What the task requires
Give the data below again exactly as written, without its pictures.

>> BEGIN Input rows

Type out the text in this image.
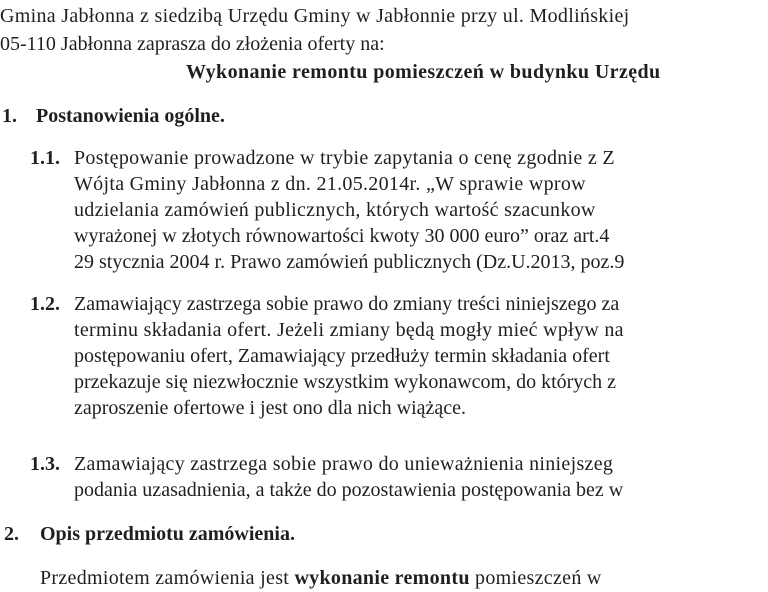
Gmina Jabłonna z siedzibą Urzędu Gminy w Jabłonnie przy ul. Modlińskiej
05-110 Jabłonna zaprasza do złożenia oferty na:
Wykonanie remontu pomieszczeń w budynku Urzędu
1. Postanowienia ogólne.
1.1. Postępowanie prowadzone w trybie zapytania o cenę zgodnie z Z
Wójta Gminy Jabłonna z dn. 21.05.2014r. „W sprawie wprow
udzielania zamówień publicznych, których wartość szacunkow
wyrażonej w złotych równowartości kwoty 30 000 euro” oraz art.4
29 stycznia 2004 r. Prawo zamówień publicznych (Dz.U.2013, poz.9
1.2. Zamawiający zastrzega sobie prawo do zmiany treści niniejszego za
terminu składania ofert. Jeżeli zmiany będą mogły mieć wpływ na
postępowaniu ofert, Zamawiający przedłuży termin składania ofert
przekazuje się niezwłocznie wszystkim wykonawcom, do których z
zaproszenie ofertowe i jest ono dla nich wiążące.
1.3. Zamawiający zastrzega sobie prawo do unieważnienia niniejszeg
podania uzasadnienia, a także do pozostawienia postępowania bez w
2. Opis przedmiotu zamówienia.
Przedmiotem zamówienia jest wykonanie remontu pomieszczeń w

>> END Input rows

Expected output
Type out the text in this image.
Gmina Jabłonna z siedzibą Urzędu Gminy w Jabłonnie przy ul. Modlińskiej
05-110 Jabłonna zaprasza do złożenia oferty na:
Wykonanie remontu pomieszczeń w budynku Urzędu
1. Postanowienia ogólne.
1.1. Postępowanie prowadzone w trybie zapytania o cenę zgodnie z Z
Wójta Gminy Jabłonna z dn. 21.05.2014r. „W sprawie wprow
udzielania zamówień publicznych, których wartość szacunkow
wyrażonej w złotych równowartości kwoty 30 000 euro” oraz art.4
29 stycznia 2004 r. Prawo zamówień publicznych (Dz.U.2013, poz.9
1.2. Zamawiający zastrzega sobie prawo do zmiany treści niniejszego za
terminu składania ofert. Jeżeli zmiany będą mogły mieć wpływ na
postępowaniu ofert, Zamawiający przedłuży termin składania ofert
przekazuje się niezwłocznie wszystkim wykonawcom, do których z
zaproszenie ofertowe i jest ono dla nich wiążące.
1.3. Zamawiający zastrzega sobie prawo do unieważnienia niniejszeg
podania uzasadnienia, a także do pozostawienia postępowania bez w
2. Opis przedmiotu zamówienia.
Przedmiotem zamówienia jest wykonanie remontu pomieszczeń w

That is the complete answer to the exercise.